**EXTRACT TO READ:**
━━━━━━━━━━

For those of us with nothing better to do than read books on conservative philosophy, it is hard not to see in this exchange a revival of the old conflict between James Burnham and Frank Meyer, the central theorists of Cold War conservatism. Their names are still invoked liberally by many conservatives, although it is still puzzling why these two men should be mentioned next to each other so often when talking about a vision for the future of American conservatism. Pretty much the only thing that Burnham and Meyer could agree on was that Soviet communism was a terrible thing. Although both were willing to stop at nothing (including full-blown nuclear war) to prevent whatever they imagined the "victory" of communism to be, their reasons for hating communism, as well as their prescriptions for what should replace communist systems, differed considerably.

━━━━━━━━━━

**RAW RECORDS:**
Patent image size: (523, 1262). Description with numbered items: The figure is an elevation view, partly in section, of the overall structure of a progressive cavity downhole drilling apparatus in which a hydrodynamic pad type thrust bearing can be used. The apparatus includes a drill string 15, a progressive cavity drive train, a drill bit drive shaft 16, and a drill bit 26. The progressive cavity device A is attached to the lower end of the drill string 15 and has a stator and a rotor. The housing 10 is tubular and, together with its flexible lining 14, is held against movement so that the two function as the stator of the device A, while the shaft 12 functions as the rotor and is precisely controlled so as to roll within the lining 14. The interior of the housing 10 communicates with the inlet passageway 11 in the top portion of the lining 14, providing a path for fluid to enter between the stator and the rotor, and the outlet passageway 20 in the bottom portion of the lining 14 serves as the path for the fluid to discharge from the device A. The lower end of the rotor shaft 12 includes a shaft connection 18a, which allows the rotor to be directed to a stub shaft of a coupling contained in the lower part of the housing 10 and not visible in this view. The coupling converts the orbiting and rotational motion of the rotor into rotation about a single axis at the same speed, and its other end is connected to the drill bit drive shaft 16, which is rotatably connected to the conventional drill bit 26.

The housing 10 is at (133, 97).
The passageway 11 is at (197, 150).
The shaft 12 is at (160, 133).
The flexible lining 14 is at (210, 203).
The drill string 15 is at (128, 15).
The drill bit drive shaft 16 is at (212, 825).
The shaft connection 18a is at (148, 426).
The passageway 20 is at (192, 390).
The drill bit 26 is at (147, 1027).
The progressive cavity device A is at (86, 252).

━━━━━━━━━━

**PROBLEM SET:**
1. Decide whether each statement below agrees with the passage on Cold War conservatism, answering yes or no and quoting the deciding words of the passage. (a) Burnham and Meyer agreed that Soviet communism was a terrible thing. (b) Burnham and Meyer hated communism for the same reasons. (c) Both men were willing to accept nuclear war to prevent a communist victory.
2. Extract from the passage on Cold War conservatism the part that begins at the words "For those of" and stops after the words "systems, differed considerably.".

**EXERCISE RESULTS:**
1.
(a) Yes: "Pretty much the only thing that Burnham and Meyer could agree on was that Soviet communism was a terrible thing."
(b) No: "their reasons for hating communism, as well as their prescriptions for what should replace communist systems, differed considerably."
(c) Yes: "both were willing to stop at nothing (including full-blown nuclear war)"

2.
For those of us with nothing better to do than read books on conservative philosophy, it is hard not to see in this exchange a revival of the old conflict between James Burnham and Frank Meyer, the central theorists of Cold War conservatism. Their names are still invoked liberally by many conservatives, although it is still puzzling why these two men should be mentioned next to each other so often when talking about a vision for the future of American conservatism. Pretty much the only thing that Burnham and Meyer could agree on was that Soviet communism was a terrible thing. Although both were willing to stop at nothing (including full-blown nuclear war) to prevent whatever they imagined the "victory" of communism to be, their reasons for hating communism, as well as their prescriptions for what should replace communist systems, differed considerably.